_Excerpted passage_
----------

It's late on Friday so I could be missing something, but wouldn't the following be simpler?

SELECT offer_id
FROM paytable AS pt
LEFT JOIN publisher_advertiser_blocks as pab USING (login_id)
WHERE pab.login_id IS NULL;

PB

-----
In general, I try to stay away from very large IN(..) lists because I have seen them regularly degrade performance, but in this case the alternative that I have found doesn't seem to perform any faster. Could anyone give me some insight as to which of the following queries is "better" (and why) - or if there is another query that would be faster than either?

I am using MySQL 4.1.14. There are three tables,

offers:
CREATE TABLE `offers` (
 `offer_id` int(11) NOT NULL auto_increment,
 `advertiser_id` int(11) NOT NULL default '0',
...
 PRIMARY KEY  (`offer_id`),
 KEY `advertiser_id` (`advertiser_id`)
)

paytable:
CREATE TABLE `paytable` (
 `offer_id` int(11) NOT NULL default '0',
 `login_id` int(11) NOT NULL default '0',
...

----------

_What you will do_
• a. Repeat the MySQL forum thread word for word, from "SELECT offer_id" up to and including "faster than either?".
• b. Carry on the MySQL forum thread from the point where it ends.

_Data excerpts_

----------

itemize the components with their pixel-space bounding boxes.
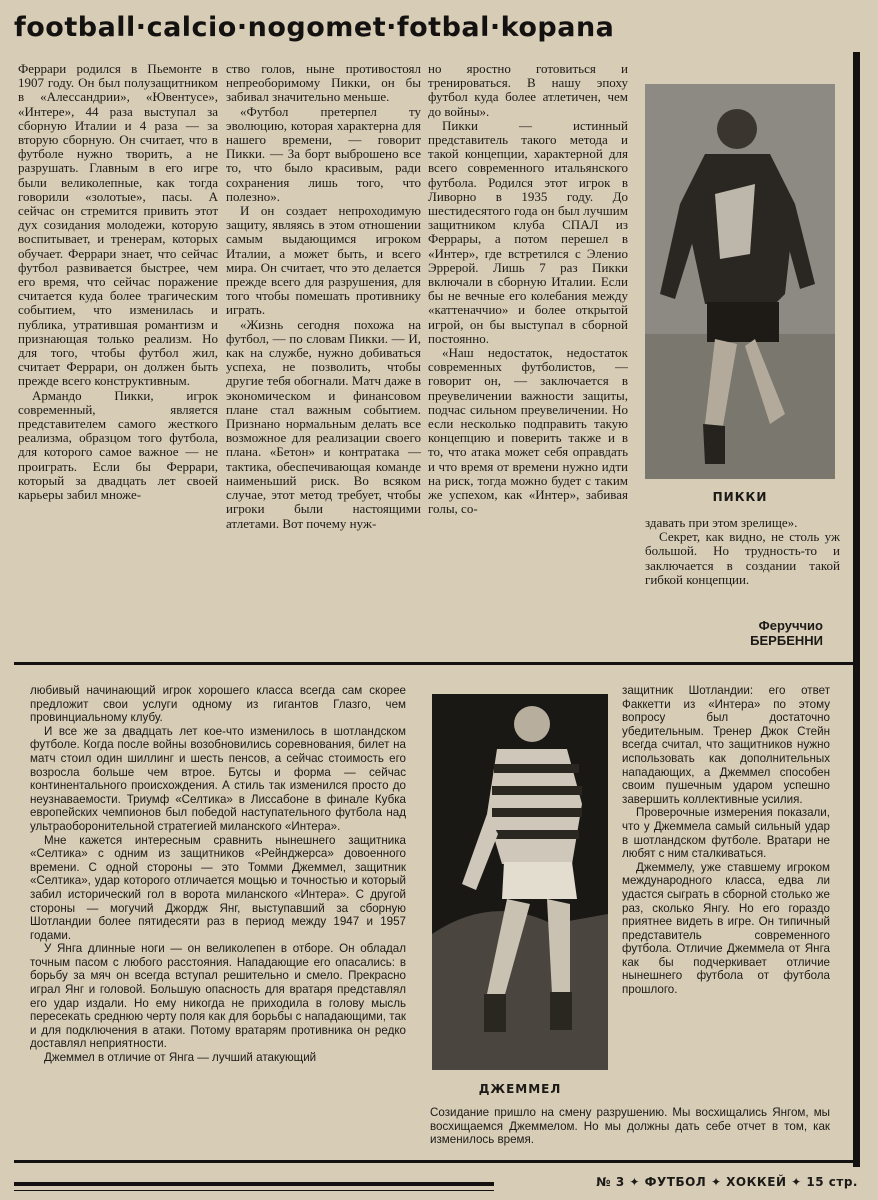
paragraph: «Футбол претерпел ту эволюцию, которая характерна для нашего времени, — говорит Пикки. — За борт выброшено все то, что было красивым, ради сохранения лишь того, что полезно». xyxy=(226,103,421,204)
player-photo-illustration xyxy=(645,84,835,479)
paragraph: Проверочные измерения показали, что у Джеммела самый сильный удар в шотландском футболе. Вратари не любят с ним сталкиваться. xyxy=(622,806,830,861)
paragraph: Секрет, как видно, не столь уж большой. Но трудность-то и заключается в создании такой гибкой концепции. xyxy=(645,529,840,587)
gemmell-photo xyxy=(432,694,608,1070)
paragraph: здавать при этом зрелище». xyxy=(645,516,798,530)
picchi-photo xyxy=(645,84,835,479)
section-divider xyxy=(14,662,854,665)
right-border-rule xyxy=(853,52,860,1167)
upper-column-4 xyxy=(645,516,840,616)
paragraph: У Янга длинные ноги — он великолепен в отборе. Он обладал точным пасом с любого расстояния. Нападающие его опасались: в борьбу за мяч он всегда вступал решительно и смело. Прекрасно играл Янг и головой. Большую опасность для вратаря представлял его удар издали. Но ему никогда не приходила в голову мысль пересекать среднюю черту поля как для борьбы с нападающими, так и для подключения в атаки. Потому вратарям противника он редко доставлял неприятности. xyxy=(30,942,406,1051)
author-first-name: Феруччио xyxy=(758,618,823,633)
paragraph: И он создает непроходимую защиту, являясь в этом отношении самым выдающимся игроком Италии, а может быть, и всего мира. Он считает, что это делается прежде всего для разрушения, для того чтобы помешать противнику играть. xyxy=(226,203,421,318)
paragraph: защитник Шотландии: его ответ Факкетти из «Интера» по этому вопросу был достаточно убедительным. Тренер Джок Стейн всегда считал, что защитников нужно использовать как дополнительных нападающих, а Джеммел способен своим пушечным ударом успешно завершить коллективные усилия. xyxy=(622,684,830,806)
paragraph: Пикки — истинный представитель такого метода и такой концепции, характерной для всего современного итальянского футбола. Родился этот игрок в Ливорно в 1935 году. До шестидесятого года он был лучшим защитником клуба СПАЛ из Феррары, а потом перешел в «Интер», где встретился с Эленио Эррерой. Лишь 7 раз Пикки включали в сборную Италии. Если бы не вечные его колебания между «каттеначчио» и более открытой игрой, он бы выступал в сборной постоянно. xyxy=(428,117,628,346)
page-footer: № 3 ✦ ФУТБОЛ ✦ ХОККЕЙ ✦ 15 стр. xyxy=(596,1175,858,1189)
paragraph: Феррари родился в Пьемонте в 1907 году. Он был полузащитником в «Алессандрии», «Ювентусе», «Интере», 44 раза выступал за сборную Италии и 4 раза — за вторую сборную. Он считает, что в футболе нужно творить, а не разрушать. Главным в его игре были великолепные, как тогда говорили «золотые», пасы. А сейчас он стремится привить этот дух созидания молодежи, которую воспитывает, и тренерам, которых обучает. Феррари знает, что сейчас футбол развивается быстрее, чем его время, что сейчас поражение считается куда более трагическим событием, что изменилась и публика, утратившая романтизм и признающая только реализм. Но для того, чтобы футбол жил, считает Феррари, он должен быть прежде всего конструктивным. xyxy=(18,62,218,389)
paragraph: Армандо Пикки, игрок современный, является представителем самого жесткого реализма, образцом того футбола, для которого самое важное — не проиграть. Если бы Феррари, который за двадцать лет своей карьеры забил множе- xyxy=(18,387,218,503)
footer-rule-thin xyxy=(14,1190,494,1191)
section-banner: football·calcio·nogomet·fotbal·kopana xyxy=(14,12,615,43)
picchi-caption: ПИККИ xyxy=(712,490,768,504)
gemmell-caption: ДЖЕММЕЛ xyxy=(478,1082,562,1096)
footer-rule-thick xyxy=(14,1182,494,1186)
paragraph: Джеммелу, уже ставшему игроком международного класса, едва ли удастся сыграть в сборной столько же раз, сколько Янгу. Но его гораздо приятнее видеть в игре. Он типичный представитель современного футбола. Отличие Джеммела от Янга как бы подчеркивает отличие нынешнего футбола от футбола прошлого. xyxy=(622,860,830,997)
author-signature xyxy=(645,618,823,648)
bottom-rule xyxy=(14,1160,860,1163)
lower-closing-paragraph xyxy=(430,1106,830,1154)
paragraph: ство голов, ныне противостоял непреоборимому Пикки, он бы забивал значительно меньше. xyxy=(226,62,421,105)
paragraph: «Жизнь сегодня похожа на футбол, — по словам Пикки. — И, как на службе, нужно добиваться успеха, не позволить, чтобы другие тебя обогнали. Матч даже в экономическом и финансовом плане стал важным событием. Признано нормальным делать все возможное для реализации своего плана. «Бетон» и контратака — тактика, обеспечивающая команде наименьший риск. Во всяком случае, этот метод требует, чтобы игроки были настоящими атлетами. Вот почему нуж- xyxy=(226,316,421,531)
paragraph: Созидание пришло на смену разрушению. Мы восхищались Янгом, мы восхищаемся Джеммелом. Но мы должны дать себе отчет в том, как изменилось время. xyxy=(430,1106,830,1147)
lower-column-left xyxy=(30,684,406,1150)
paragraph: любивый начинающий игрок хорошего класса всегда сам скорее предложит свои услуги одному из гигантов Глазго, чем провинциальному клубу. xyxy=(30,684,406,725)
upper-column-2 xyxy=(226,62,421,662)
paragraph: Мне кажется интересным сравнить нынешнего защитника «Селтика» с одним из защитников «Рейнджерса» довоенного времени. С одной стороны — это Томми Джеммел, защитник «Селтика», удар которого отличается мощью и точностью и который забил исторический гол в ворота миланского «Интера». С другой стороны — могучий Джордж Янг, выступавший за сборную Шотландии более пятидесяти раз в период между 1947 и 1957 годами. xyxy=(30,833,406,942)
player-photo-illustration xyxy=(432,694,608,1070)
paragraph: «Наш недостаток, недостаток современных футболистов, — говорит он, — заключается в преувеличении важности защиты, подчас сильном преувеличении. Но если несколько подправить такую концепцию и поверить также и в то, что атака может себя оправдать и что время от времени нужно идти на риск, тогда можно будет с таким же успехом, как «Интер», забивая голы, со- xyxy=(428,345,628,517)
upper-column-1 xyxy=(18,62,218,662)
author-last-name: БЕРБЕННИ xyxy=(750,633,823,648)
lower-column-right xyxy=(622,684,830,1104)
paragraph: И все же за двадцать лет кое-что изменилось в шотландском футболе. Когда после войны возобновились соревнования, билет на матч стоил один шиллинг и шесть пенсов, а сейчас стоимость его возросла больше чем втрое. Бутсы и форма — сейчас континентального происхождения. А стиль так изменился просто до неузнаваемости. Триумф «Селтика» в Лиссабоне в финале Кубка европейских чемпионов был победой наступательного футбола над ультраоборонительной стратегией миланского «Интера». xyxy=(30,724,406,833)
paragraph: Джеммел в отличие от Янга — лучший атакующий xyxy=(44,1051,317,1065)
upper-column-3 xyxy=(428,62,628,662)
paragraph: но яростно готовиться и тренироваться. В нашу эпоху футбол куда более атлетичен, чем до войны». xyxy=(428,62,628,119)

----------

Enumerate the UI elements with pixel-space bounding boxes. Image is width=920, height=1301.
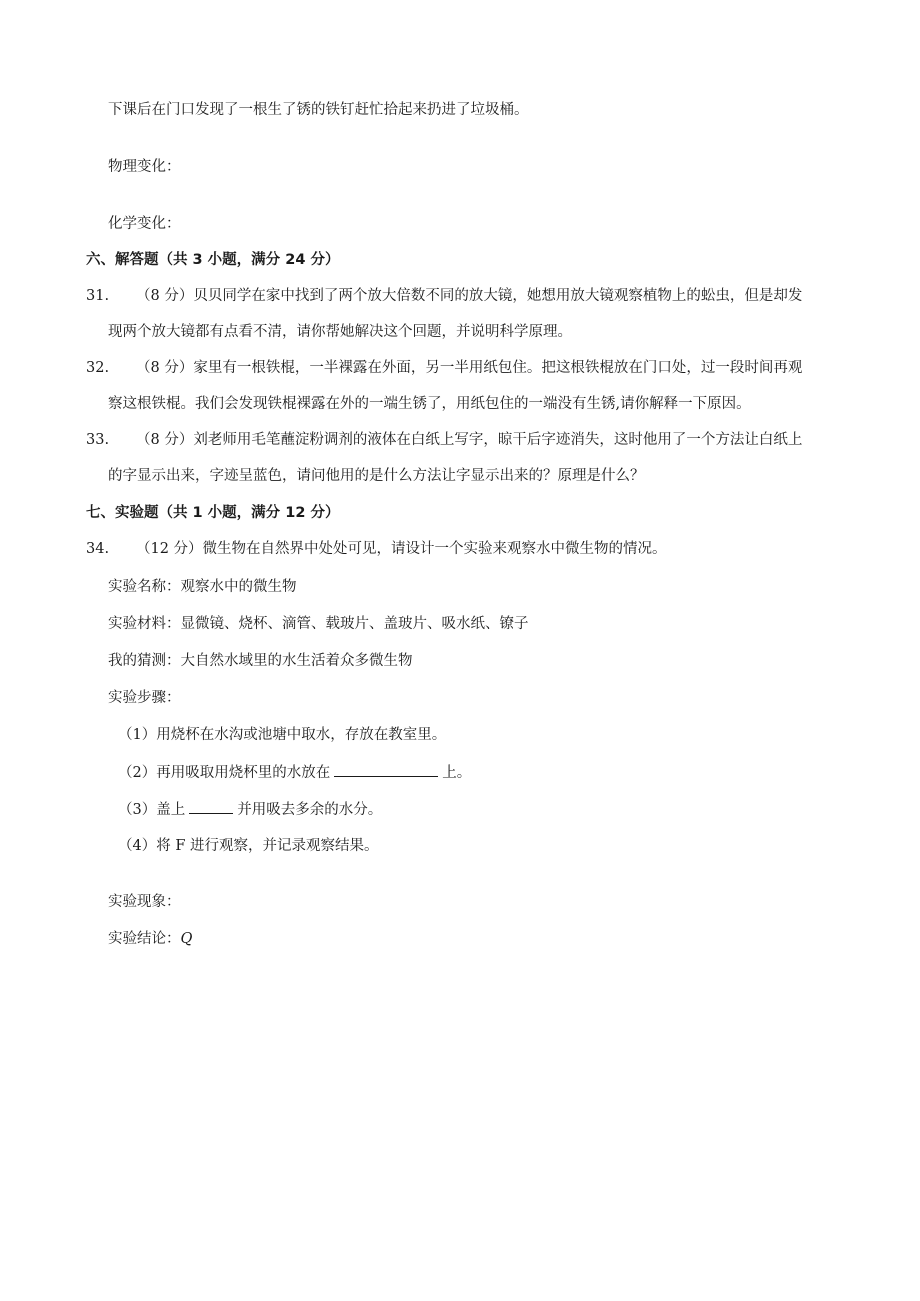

----------

_Final results_
• a.
SELECT offer_id
FROM paytable AS pt
LEFT JOIN publisher_advertiser_blocks as pab USING (login_id)
WHERE pab.login_id IS NULL;

PB

-----
In general, I try to stay away from very large IN(..) lists because I have seen them regularly degrade performance, but in this case the alternative that I have found doesn't seem to perform any faster. Could anyone give me some insight as to which of the following queries is "better" (and why) - or if there is another query that would be faster than either?

• b.
 PRIMARY KEY  (`offer_id`,`login_id`)
)

publisher_advertiser_blocks:
CREATE TABLE `publisher_advertiser_blocks` (
 `login_id` int(11) NOT NULL default '0',
 `advertiser_id` int(11) NOT NULL default '0',
 PRIMARY KEY  (`login_id`,`advertiser_id`)
)

The goal of these queries is to select all offer_id's from `paytable` for a known login_id where that login_id is not "blocked" from that offer_id. While testing I simply selected count(*) to keep my result set from crowding the screen.

The two queries have about the same execution time but very different EXPLAIN results... without further ado, here they are:

explain
select count(*) from paytable
where login_id=#
and offer_id NOT IN
(
select distinct offer_id
from offers
left join publisher_advertiser_blocks pab
using (advertiser_id)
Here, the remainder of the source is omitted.